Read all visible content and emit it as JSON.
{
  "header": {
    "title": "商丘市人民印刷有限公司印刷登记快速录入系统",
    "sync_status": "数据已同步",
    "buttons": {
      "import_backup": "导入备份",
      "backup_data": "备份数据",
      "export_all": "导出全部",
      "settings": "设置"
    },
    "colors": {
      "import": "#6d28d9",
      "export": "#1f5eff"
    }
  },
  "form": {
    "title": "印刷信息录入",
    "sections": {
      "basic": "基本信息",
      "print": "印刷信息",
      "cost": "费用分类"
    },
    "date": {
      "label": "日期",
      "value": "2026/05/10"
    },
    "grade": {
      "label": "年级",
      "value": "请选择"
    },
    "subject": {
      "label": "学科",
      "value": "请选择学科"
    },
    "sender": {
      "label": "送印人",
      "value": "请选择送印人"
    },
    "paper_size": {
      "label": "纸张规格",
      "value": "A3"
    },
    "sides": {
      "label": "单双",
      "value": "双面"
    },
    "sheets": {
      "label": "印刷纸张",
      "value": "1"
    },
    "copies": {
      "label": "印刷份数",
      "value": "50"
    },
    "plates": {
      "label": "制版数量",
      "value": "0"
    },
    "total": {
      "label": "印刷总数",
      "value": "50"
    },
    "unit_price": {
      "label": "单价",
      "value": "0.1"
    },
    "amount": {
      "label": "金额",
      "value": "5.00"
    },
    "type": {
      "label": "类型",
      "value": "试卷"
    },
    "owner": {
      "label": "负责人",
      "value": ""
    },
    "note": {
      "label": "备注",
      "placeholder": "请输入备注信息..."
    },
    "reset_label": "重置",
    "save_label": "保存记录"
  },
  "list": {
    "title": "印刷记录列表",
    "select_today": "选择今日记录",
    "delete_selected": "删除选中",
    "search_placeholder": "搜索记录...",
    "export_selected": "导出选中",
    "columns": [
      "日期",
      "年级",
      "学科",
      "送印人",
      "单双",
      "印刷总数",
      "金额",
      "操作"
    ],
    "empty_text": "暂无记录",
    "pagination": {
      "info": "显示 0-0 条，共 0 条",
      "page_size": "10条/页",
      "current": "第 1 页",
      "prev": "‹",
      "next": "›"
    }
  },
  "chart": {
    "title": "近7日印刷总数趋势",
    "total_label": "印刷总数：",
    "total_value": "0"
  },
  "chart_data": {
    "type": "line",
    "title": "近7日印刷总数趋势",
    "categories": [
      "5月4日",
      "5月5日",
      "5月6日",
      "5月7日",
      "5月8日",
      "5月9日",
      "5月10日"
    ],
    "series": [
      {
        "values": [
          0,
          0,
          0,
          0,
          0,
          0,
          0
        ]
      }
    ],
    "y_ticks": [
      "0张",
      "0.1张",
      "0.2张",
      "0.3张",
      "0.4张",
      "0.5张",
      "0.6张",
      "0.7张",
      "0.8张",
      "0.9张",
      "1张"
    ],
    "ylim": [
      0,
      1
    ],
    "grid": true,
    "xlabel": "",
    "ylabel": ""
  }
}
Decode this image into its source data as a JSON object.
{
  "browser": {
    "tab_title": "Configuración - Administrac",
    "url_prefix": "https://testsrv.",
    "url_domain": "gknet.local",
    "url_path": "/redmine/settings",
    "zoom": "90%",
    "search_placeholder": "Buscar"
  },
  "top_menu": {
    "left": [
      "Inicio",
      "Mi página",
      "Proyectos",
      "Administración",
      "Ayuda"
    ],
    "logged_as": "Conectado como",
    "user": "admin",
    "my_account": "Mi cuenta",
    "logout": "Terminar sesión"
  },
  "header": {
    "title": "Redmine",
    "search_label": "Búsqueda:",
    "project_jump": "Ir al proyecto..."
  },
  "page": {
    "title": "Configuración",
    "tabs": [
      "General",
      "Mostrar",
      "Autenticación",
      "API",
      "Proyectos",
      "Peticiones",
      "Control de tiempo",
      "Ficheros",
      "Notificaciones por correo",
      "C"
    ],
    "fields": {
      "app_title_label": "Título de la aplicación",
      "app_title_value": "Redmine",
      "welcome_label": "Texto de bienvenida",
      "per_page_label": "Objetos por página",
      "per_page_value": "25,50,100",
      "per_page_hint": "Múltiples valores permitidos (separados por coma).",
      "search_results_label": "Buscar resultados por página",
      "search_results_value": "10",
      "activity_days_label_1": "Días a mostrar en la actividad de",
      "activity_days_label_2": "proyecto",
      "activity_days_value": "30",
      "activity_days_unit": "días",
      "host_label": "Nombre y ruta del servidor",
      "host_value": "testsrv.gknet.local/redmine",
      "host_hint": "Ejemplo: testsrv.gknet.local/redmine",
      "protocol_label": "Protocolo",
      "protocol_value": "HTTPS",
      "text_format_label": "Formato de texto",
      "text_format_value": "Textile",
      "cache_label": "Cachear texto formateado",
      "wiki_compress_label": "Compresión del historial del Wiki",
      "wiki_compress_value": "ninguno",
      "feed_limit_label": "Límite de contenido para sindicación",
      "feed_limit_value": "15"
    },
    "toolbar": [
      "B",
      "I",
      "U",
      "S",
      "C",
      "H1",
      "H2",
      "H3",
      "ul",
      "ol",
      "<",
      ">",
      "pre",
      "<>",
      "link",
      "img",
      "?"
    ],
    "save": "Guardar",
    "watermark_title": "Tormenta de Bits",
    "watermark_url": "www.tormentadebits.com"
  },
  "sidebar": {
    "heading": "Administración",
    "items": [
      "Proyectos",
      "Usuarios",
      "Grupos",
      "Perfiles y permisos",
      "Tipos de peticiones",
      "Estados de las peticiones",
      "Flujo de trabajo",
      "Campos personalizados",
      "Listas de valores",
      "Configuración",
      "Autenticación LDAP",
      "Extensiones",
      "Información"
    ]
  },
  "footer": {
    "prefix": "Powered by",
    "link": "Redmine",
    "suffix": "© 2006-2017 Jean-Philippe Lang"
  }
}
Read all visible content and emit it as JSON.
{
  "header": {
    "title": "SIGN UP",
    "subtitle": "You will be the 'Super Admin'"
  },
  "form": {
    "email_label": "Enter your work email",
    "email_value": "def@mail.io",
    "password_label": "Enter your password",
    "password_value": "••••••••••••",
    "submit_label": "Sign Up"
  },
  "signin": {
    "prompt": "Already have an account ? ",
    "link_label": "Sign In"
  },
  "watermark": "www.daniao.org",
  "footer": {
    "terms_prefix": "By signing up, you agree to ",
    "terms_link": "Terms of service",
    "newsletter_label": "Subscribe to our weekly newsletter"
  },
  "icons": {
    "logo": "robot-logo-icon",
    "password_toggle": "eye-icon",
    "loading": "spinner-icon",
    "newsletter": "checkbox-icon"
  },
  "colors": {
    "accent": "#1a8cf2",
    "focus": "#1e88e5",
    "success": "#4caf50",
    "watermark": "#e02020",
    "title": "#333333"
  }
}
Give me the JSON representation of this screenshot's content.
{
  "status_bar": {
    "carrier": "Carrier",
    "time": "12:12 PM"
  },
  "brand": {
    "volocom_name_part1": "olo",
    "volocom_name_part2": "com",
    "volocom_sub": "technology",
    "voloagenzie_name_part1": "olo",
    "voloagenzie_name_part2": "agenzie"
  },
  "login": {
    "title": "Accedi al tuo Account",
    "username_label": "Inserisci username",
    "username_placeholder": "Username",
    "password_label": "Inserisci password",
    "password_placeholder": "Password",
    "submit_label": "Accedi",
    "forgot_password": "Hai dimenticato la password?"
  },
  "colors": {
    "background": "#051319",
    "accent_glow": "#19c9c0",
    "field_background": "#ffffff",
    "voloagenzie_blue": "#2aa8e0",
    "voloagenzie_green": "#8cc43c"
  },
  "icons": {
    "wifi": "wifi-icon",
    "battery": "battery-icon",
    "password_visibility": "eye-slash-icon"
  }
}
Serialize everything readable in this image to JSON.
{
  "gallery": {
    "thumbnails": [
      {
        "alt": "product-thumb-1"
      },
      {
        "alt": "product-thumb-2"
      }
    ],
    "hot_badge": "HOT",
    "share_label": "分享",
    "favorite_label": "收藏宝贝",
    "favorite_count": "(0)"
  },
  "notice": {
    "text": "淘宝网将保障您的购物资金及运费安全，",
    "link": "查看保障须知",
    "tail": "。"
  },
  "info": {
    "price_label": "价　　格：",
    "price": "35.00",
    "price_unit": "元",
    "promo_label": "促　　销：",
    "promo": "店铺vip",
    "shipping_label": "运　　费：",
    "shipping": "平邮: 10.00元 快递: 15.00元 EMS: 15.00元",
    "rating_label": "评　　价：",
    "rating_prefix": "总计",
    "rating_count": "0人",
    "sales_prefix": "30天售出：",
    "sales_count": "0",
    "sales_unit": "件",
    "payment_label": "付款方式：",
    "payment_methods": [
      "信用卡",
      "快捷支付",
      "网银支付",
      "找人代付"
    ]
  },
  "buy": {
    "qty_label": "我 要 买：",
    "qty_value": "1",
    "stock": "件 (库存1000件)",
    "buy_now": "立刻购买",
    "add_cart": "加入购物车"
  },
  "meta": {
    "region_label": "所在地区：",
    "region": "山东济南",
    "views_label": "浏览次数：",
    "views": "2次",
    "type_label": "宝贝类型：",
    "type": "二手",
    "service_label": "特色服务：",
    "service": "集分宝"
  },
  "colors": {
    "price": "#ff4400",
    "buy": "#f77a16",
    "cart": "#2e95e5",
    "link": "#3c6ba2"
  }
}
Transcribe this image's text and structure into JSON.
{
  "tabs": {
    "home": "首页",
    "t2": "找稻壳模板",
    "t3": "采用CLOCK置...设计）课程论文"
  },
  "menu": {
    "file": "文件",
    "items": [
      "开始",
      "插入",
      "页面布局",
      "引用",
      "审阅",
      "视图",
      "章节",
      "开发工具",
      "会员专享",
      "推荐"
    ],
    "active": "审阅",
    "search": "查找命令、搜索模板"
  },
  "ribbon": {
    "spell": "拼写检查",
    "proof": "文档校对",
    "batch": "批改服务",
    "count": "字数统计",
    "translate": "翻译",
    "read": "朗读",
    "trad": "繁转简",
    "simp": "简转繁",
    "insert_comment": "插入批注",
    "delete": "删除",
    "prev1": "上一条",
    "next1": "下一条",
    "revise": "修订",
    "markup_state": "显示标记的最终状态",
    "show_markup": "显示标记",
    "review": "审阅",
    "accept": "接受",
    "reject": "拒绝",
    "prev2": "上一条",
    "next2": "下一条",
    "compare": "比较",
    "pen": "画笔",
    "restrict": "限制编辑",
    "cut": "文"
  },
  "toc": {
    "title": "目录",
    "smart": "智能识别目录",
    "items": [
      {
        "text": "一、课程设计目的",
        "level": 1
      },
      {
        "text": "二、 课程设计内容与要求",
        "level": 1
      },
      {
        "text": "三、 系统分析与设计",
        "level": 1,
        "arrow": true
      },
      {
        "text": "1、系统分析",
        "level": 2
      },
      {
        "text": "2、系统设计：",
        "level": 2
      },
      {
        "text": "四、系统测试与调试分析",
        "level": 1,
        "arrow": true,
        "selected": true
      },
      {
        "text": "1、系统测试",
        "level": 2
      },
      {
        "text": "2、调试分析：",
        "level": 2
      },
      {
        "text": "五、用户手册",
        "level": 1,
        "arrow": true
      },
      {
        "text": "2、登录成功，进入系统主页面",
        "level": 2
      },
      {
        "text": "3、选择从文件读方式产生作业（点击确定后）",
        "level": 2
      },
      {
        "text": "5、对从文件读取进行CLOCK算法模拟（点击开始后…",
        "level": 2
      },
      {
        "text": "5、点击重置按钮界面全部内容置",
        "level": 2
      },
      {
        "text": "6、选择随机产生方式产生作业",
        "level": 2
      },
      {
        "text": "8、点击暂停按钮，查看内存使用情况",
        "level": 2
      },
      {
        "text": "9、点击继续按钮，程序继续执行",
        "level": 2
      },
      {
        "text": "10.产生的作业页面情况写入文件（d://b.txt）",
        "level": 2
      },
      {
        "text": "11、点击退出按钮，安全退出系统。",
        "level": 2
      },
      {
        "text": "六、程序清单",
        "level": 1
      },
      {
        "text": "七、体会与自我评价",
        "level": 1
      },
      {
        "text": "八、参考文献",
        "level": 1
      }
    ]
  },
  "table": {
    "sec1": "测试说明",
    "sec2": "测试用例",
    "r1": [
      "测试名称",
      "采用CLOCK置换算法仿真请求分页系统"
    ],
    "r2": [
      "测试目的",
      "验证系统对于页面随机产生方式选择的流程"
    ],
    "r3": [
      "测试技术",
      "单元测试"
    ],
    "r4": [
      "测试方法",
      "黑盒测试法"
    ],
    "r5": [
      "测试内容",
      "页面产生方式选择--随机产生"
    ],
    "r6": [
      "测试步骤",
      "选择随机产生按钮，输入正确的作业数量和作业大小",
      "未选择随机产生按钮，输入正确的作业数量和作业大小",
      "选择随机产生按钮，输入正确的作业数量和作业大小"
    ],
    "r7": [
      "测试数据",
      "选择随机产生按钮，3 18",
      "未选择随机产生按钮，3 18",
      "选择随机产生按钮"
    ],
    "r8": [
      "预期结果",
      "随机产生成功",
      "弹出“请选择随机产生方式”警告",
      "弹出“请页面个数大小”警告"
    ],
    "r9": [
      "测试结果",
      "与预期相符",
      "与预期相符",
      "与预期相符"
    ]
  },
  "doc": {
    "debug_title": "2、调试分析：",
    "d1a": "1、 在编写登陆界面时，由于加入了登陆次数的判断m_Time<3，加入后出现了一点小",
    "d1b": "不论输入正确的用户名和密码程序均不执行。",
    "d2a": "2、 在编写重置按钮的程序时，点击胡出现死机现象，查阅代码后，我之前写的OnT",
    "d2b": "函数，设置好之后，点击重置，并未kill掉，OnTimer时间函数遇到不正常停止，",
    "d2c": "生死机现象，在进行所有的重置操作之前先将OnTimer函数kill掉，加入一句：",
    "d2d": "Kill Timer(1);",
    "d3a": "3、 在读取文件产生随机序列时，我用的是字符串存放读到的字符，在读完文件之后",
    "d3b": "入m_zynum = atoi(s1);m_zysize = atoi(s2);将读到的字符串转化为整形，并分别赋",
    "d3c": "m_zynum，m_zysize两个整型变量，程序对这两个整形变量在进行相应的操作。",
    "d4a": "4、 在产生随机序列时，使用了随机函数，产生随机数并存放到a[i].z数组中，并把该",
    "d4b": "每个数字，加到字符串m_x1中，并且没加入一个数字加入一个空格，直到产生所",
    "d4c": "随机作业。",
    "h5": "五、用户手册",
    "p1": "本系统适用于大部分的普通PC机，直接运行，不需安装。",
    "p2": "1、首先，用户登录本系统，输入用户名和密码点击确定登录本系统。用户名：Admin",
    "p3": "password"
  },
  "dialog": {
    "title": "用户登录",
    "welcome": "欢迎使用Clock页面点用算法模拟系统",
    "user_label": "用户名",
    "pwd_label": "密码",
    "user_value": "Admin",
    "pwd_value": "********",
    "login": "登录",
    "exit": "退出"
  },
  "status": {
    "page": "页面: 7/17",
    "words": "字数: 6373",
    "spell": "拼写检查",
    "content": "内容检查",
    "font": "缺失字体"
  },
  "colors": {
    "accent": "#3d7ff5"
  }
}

----------------------------------------

**Work to complete**:
All lines above containing the string "未选择随机产生按钮" are to be collected.

**Output for this task**:
      "未选择随机产生按钮，输入正确的作业数量和作业大小",
      "未选择随机产生按钮，3 18",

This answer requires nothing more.